**Task prompt:**
From the entries that follow, extract each line holding the string "this".

:: Data records

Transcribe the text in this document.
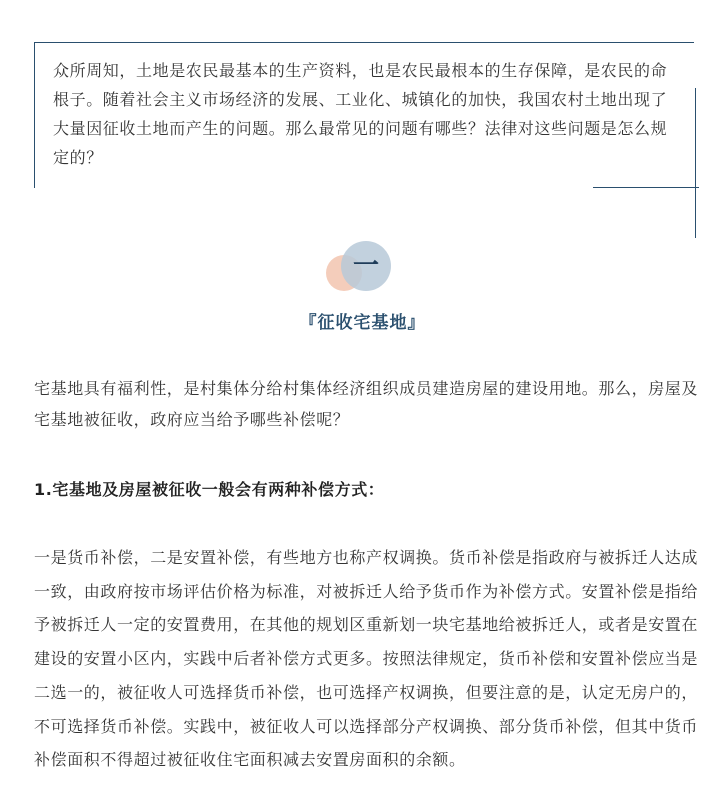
众所周知，土地是农民最基本的生产资料，也是农民最根本的生存保障，是农民的命根子。随着社会主义市场经济的发展、工业化、城镇化的加快，我国农村土地出现了大量因征收土地而产生的问题。那么最常见的问题有哪些？法律对这些问题是怎么规定的？

一
『征收宅基地』

宅基地具有福利性，是村集体分给村集体经济组织成员建造房屋的建设用地。那么，房屋及宅基地被征收，政府应当给予哪些补偿呢？

1.宅基地及房屋被征收一般会有两种补偿方式：

一是货币补偿，二是安置补偿，有些地方也称产权调换。货币补偿是指政府与被拆迁人达成一致，由政府按市场评估价格为标准，对被拆迁人给予货币作为补偿方式。安置补偿是指给予被拆迁人一定的安置费用，在其他的规划区重新划一块宅基地给被拆迁人，或者是安置在建设的安置小区内，实践中后者补偿方式更多。按照法律规定，货币补偿和安置补偿应当是二选一的，被征收人可选择货币补偿，也可选择产权调换，但要注意的是，认定无房户的，不可选择货币补偿。实践中，被征收人可以选择部分产权调换、部分货币补偿，但其中货币补偿面积不得超过被征收住宅面积减去安置房面积的余额。
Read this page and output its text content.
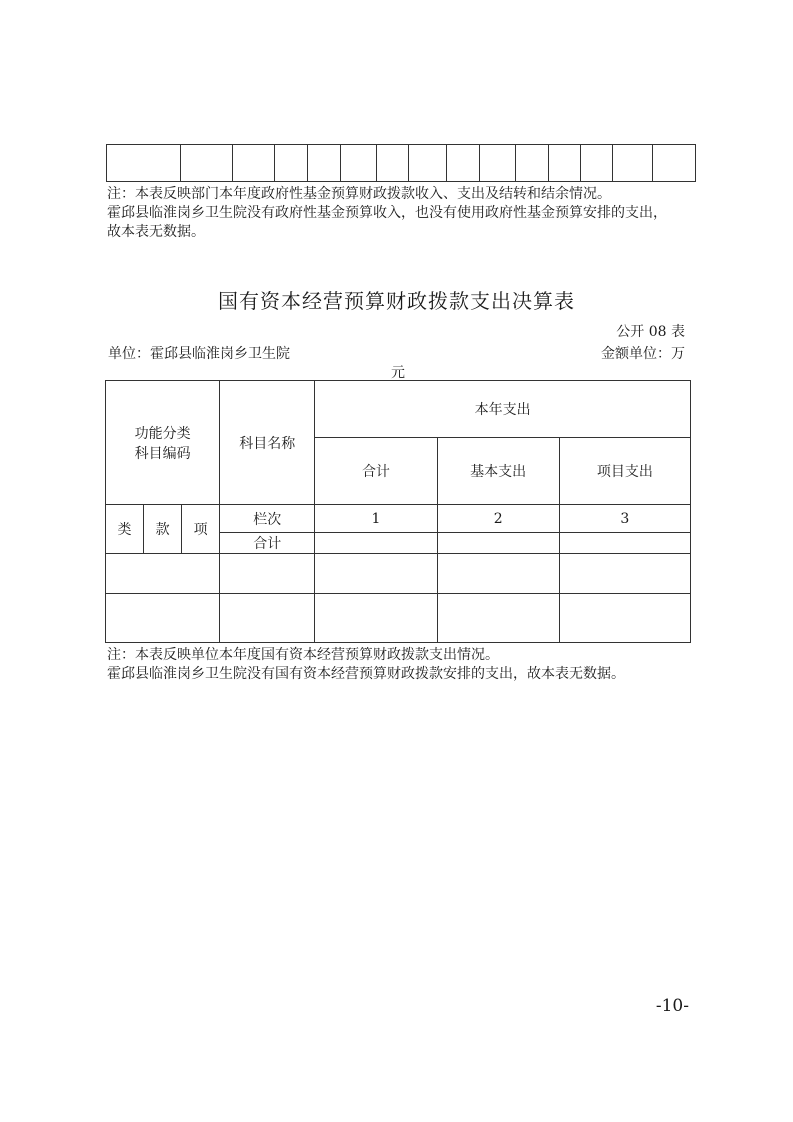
注：本表反映部门本年度政府性基金预算财政拨款收入、支出及结转和结余情况。
霍邱县临淮岗乡卫生院没有政府性基金预算收入，也没有使用政府性基金预算安排的支出，
故本表无数据。
国有资本经营预算财政拨款支出决算表
公开 08 表
单位：霍邱县临淮岗乡卫生院	金额单位：万
元
功能分类
科目编码			科目名称	本年支出		
				合计	基本支出	项目支出
类	款	项	栏次	1	2	3
			合计			

注：本表反映单位本年度国有资本经营预算财政拨款支出情况。
霍邱县临淮岗乡卫生院没有国有资本经营预算财政拨款安排的支出，故本表无数据。
-10-
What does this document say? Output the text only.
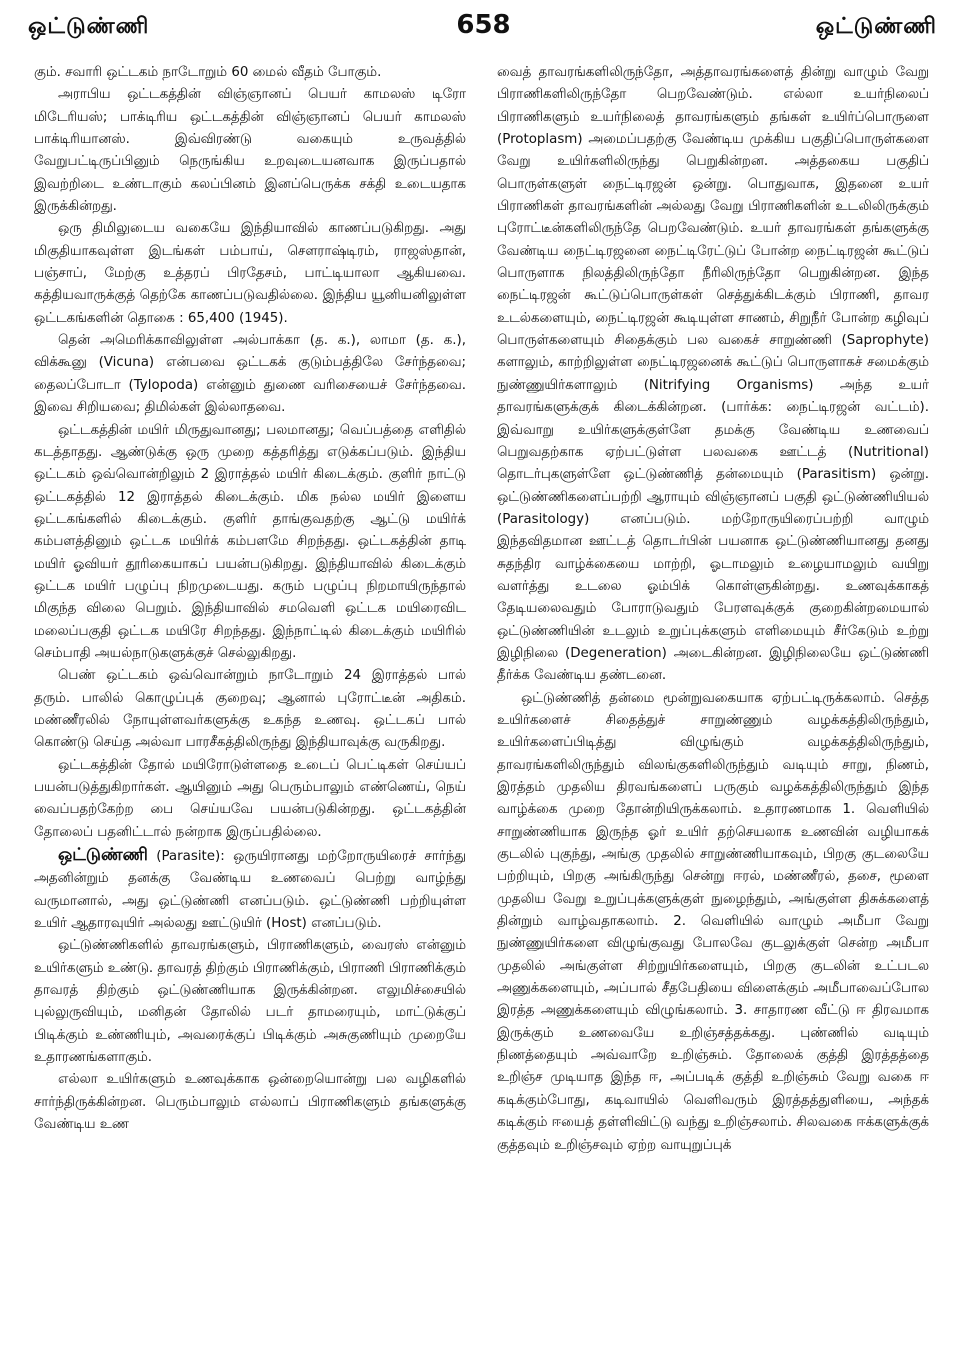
ஒட்டுண்ணி	658	ஒட்டுண்ணி

கும். சவாரி ஒட்டகம் நாடோறும் 60 மைல் வீதம் போகும்.

அராபிய ஒட்டகத்தின் விஞ்ஞானப் பெயர் காமலஸ் டிரோ மிடேரியஸ்; பாக்டிரிய ஒட்டகத்தின் விஞ்ஞானப் பெயர் காமலஸ் பாக்டிரியானஸ். இவ்விரண்டு வகையும் உருவத்தில் வேறுபட்டிருப்பினும் நெருங்கிய உறவுடையனவாக இருப்பதால் இவற்றிடை உண்டாகும் கலப்பினம் இனப்பெருக்க சக்தி உடையதாக இருக்கின்றது.

ஒரு திமிலுடைய வகையே இந்தியாவில் காணப்படுகிறது. அது மிகுதியாகவுள்ள இடங்கள் பம்பாய், சௌராஷ்டிரம், ராஜஸ்தான், பஞ்சாப், மேற்கு உத்தரப் பிரதேசம், பாட்டியாலா ஆகியவை. கத்தியவாருக்குத் தெற்கே காணப்படுவதில்லை. இந்திய யூனியனிலுள்ள ஒட்டகங்களின் தொகை : 65,400 (1945).

தென் அமெரிக்காவிலுள்ள அல்பாக்கா (த. க.), லாமா (த. க.), விக்கூனு (Vicuna) என்பவை ஒட்டகக் குடும்பத்திலே சேர்ந்தவை; தைலப்போடா (Tylopoda) என்னும் துணை வரிசையைச் சேர்ந்தவை. இவை சிறியவை; திமில்கள் இல்லாதவை.

ஒட்டகத்தின் மயிர் மிருதுவானது; பலமானது; வெப்பத்தை எளிதில் கடத்தாதது. ஆண்டுக்கு ஒரு முறை கத்தரித்து எடுக்கப்படும். இந்திய ஒட்டகம் ஒவ்வொன்றிலும் 2 இராத்தல் மயிர் கிடைக்கும். குளிர் நாட்டு ஒட்டகத்தில் 12 இராத்தல் கிடைக்கும். மிக நல்ல மயிர் இளைய ஒட்டகங்களில் கிடைக்கும். குளிர் தாங்குவதற்கு ஆட்டு மயிர்க் கம்பளத்தினும் ஒட்டக மயிர்க் கம்பளமே சிறந்தது. ஒட்டகத்தின் தாடி மயிர் ஓவியர் தூரிகையாகப் பயன்படுகிறது. இந்தியாவில் கிடைக்கும் ஒட்டக மயிர் பழுப்பு நிறமுடையது. கரும் பழுப்பு நிறமாயிருந்தால் மிகுந்த விலை பெறும். இந்தியாவில் சமவெளி ஒட்டக மயிரைவிட மலைப்பகுதி ஒட்டக மயிரே சிறந்தது. இந்நாட்டில் கிடைக்கும் மயிரில் செம்பாதி அயல்நாடுகளுக்குச் செல்லுகிறது.

பெண் ஒட்டகம் ஒவ்வொன்றும் நாடோறும் 24 இராத்தல் பால் தரும். பாலில் கொழுப்புக் குறைவு; ஆனால் புரோட்டீன் அதிகம். மண்ணீரலில் நோயுள்ளவர்களுக்கு உகந்த உணவு. ஒட்டகப் பால் கொண்டு செய்த அல்வா பாரசீகத்திலிருந்து இந்தியாவுக்கு வருகிறது.

ஒட்டகத்தின் தோல் மயிரோடுள்ளதை உடைப் பெட்டிகள் செய்யப் பயன்படுத்துகிறார்கள். ஆயினும் அது பெரும்பாலும் எண்ணெய், நெய் வைப்பதற்கேற்ற பை செய்யவே பயன்படுகின்றது. ஒட்டகத்தின் தோலைப் பதனிட்டால் நன்றாக இருப்பதில்லை.

ஒட்டுண்ணி (Parasite): ஒருயிரானது மற்றோருயிரைச் சார்ந்து அதனின்றும் தனக்கு வேண்டிய உணவைப் பெற்று வாழ்ந்து வருமானால், அது ஒட்டுண்ணி எனப்படும். ஒட்டுண்ணி பற்றியுள்ள உயிர் ஆதாரவுயிர் அல்லது ஊட்டுயிர் (Host) எனப்படும்.

ஒட்டுண்ணிகளில் தாவரங்களும், பிராணிகளும், வைரஸ் என்னும் உயிர்களும் உண்டு. தாவரத் திற்கும் பிராணிக்கும், பிராணி பிராணிக்கும் தாவரத் திற்கும் ஒட்டுண்ணியாக இருக்கின்றன. எலுமிச்சையில் புல்லுருவியும், மனிதன் தோலில் படர் தாமரையும், மாட்டுக்குப் பிடிக்கும் உண்ணியும், அவரைக்குப் பிடிக்கும் அசுகுணியும் முறையே உதாரணங்களாகும்.

எல்லா உயிர்களும் உணவுக்காக ஒன்றையொன்று பல வழிகளில் சார்ந்திருக்கின்றன. பெரும்பாலும் எல்லாப் பிராணிகளும் தங்களுக்கு வேண்டிய உண

வைத் தாவரங்களிலிருந்தோ, அத்தாவரங்களைத் தின்று வாழும் வேறு பிராணிகளிலிருந்தோ பெறவேண்டும். எல்லா உயர்நிலைப் பிராணிகளும் உயர்நிலைத் தாவரங்களும் தங்கள் உயிர்ப்பொருளை (Protoplasm) அமைப்பதற்கு வேண்டிய முக்கிய பகுதிப்பொருள்களை வேறு உயிர்களிலிருந்து பெறுகின்றன. அத்தகைய பகுதிப் பொருள்களுள் நைட்டிரஜன் ஒன்று. பொதுவாக, இதனை உயர் பிராணிகள் தாவரங்களின் அல்லது வேறு பிராணிகளின் உடலிலிருக்கும் புரோட்டீன்களிலிருந்தே பெறவேண்டும். உயர் தாவரங்கள் தங்களுக்கு வேண்டிய நைட்டிரஜனை நைட்டிரேட்டுப் போன்ற நைட்டிரஜன் கூட்டுப் பொருளாக நிலத்திலிருந்தோ நீரிலிருந்தோ பெறுகின்றன. இந்த நைட்டிரஜன் கூட்டுப்பொருள்கள் செத்துக்கிடக்கும் பிராணி, தாவர உடல்களையும், நைட்டிரஜன் கூடியுள்ள சாணம், சிறுநீர் போன்ற கழிவுப் பொருள்களையும் சிதைக்கும் பல வகைச் சாறுண்ணி (Saprophyte) களாலும், காற்றிலுள்ள நைட்டிரஜனைக் கூட்டுப் பொருளாகச் சமைக்கும் நுண்ணுயிர்களாலும் (Nitrifying Organisms) அந்த உயர் தாவரங்களுக்குக் கிடைக்கின்றன. (பார்க்க: நைட்டிரஜன் வட்டம்). இவ்வாறு உயிர்களுக்குள்ளே தமக்கு வேண்டிய உணவைப் பெறுவதற்காக ஏற்பட்டுள்ள பலவகை ஊட்டத் (Nutritional) தொடர்புகளுள்ளே ஒட்டுண்ணித் தன்மையும் (Parasitism) ஒன்று. ஒட்டுண்ணிகளைப்பற்றி ஆராயும் விஞ்ஞானப் பகுதி ஒட்டுண்ணியியல் (Parasitology) எனப்படும். மற்றோருயிரைப்பற்றி வாழும் இந்தவிதமான ஊட்டத் தொடர்பின் பயனாக ஒட்டுண்ணியானது தனது சுதந்திர வாழ்க்கையை மாற்றி, ஓடாமலும் உழையாமலும் வயிறு வளர்த்து உடலை ஓம்பிக் கொள்ளுகின்றது. உணவுக்காகத் தேடியலைவதும் போராடுவதும் பேரளவுக்குக் குறைகின்றமையால் ஒட்டுண்ணியின் உடலும் உறுப்புக்களும் எளிமையும் சீர்கேடும் உற்று இழிநிலை (Degeneration) அடைகின்றன. இழிநிலையே ஒட்டுண்ணி தீர்க்க வேண்டிய தண்டனை.

ஒட்டுண்ணித் தன்மை மூன்றுவகையாக ஏற்பட்டிருக்கலாம். செத்த உயிர்களைச் சிதைத்துச் சாறுண்ணும் வழக்கத்திலிருந்தும், உயிர்களைப்பிடித்து விழுங்கும் வழக்கத்திலிருந்தும், தாவரங்களிலிருந்தும் விலங்குகளிலிருந்தும் வடியும் சாறு, நிணம், இரத்தம் முதலிய திரவங்களைப் பருகும் வழக்கத்திலிருந்தும் இந்த வாழ்க்கை முறை தோன்றியிருக்கலாம். உதாரணமாக 1. வெளியில் சாறுண்ணியாக இருந்த ஓர் உயிர் தற்செயலாக உணவின் வழியாகக் குடலில் புகுந்து, அங்கு முதலில் சாறுண்ணியாகவும், பிறகு குடலையே பற்றியும், பிறகு அங்கிருந்து சென்று ஈரல், மண்ணீரல், தசை, மூளை முதலிய வேறு உறுப்புக்களுக்குள் நுழைந்தும், அங்குள்ள திசுக்களைத் தின்றும் வாழ்வதாகலாம். 2. வெளியில் வாழும் அமீபா வேறு நுண்ணுயிர்களை விழுங்குவது போலவே குடலுக்குள் சென்ற அமீபா முதலில் அங்குள்ள சிற்றுயிர்களையும், பிறகு குடலின் உட்படல அணுக்களையும், அப்பால் சீதபேதியை விளைக்கும் அமீபாவைப்போல இரத்த அணுக்களையும் விழுங்கலாம். 3. சாதாரண வீட்டு ஈ திரவமாக இருக்கும் உணவையே உறிஞ்சத்தக்கது. புண்ணில் வடியும் நிணத்தையும் அவ்வாறே உறிஞ்சும். தோலைக் குத்தி இரத்தத்தை உறிஞ்ச முடியாத இந்த ஈ, அப்படிக் குத்தி உறிஞ்சும் வேறு வகை ஈ கடிக்கும்போது, கடிவாயில் வெளிவரும் இரத்தத்துளியை, அந்தக் கடிக்கும் ஈயைத் தள்ளிவிட்டு வந்து உறிஞ்சலாம். சிலவகை ஈக்களுக்குக் குத்தவும் உறிஞ்சவும் ஏற்ற வாயுறுப்புக்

::::

**Full response:**
Transcribe the text in this document.
Read this page and output its text content.
What does this document say? Output the text only.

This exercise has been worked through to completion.